Requirements: Pick out all lines with the word "Starter" from the records that follow.

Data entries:
※
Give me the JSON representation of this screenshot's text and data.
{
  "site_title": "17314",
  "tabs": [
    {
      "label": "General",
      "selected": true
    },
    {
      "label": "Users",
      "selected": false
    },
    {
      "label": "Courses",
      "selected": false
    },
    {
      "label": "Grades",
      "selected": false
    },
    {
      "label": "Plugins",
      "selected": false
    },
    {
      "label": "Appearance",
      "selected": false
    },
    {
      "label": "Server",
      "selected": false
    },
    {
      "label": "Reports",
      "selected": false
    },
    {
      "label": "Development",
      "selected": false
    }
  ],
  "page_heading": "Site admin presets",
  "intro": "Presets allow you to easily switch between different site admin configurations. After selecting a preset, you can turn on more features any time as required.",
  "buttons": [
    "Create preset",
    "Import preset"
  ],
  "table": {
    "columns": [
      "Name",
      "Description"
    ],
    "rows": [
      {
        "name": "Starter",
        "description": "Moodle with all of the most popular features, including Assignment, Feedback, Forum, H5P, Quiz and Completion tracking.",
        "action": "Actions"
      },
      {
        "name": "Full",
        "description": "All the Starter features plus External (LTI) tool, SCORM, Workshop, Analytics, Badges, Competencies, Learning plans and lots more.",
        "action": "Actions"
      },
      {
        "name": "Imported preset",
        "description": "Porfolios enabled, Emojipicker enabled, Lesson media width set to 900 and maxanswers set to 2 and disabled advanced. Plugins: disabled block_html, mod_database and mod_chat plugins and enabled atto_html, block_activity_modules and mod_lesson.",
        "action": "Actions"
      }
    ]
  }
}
※
Problem solution:
        "name": "Starter",
        "description": "All the Starter features plus External (LTI) tool, SCORM, Workshop, Analytics, Badges, Competencies, Learning plans and lots more.",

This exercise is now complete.